What the exercise asks » Filter this data down to the lines that hold "Verbal", and copy them.

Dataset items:
◆ ◆ ◆ ◆ ◆ ◆ ◆

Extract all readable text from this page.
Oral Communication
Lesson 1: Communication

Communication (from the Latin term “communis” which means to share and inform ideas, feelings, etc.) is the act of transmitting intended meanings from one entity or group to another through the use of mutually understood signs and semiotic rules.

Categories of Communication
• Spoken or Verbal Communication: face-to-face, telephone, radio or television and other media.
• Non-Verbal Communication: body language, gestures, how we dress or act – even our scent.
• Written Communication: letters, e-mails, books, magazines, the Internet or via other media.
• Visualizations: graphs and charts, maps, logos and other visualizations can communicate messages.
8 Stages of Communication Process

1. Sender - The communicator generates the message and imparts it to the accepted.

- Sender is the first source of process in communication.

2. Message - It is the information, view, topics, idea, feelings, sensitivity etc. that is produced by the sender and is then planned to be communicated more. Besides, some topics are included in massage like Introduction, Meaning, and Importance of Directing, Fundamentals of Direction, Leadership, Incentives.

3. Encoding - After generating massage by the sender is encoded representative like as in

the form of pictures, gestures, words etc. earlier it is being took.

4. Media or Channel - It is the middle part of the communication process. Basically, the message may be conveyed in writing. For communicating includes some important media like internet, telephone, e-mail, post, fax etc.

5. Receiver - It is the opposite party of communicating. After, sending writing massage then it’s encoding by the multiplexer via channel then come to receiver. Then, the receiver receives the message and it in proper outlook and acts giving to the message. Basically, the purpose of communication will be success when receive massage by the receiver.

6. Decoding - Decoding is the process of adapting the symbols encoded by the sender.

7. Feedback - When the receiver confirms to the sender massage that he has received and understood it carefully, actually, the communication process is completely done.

◆ ◆ ◆ ◆ ◆ ◆ ◆

Result of this task »
• Spoken or Verbal Communication: face-to-face, telephone, radio or television and other media.
• Non-Verbal Communication: body language, gestures, how we dress or act – even our scent.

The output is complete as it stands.